| Written task |
Where does the string "sont" appear in the records? Copy every line that contains it.

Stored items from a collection
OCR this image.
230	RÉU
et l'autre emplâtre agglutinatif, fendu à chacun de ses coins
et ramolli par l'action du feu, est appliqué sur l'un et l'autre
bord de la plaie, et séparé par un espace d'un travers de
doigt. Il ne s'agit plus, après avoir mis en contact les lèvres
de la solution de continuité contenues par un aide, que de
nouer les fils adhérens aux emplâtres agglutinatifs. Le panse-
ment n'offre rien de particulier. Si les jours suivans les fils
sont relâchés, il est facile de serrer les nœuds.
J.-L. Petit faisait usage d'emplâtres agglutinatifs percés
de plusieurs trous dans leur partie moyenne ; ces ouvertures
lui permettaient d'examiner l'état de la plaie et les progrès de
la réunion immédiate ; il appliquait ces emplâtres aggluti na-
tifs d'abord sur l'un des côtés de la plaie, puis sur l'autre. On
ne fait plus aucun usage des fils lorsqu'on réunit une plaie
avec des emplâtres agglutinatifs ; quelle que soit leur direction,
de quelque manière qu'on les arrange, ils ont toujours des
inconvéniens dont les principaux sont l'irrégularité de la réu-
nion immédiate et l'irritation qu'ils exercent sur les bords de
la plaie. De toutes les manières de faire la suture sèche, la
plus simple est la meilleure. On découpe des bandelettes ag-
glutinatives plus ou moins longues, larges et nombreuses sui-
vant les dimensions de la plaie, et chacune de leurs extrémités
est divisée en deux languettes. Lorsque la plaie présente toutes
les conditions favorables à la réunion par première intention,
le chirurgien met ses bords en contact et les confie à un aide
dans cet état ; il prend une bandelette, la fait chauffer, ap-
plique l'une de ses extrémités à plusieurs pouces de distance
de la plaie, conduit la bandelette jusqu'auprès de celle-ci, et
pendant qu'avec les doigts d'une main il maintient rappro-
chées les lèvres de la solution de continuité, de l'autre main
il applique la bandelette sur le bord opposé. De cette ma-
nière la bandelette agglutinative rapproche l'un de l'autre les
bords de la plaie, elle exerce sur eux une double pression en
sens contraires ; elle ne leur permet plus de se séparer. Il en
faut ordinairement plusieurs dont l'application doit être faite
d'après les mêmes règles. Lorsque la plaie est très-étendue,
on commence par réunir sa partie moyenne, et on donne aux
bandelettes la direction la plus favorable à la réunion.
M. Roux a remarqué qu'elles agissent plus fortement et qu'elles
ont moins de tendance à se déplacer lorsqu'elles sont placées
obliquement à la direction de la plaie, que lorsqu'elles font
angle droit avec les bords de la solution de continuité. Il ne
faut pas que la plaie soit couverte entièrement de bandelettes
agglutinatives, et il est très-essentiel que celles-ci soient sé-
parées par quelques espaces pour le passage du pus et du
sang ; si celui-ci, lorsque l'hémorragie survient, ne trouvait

| Result for this exercise |
sont relâchés, il est facile de serrer les nœuds.
inconvéniens dont les principaux sont l'irrégularité de la réu-
ont moins de tendance à se déplacer lorsqu'elles sont placées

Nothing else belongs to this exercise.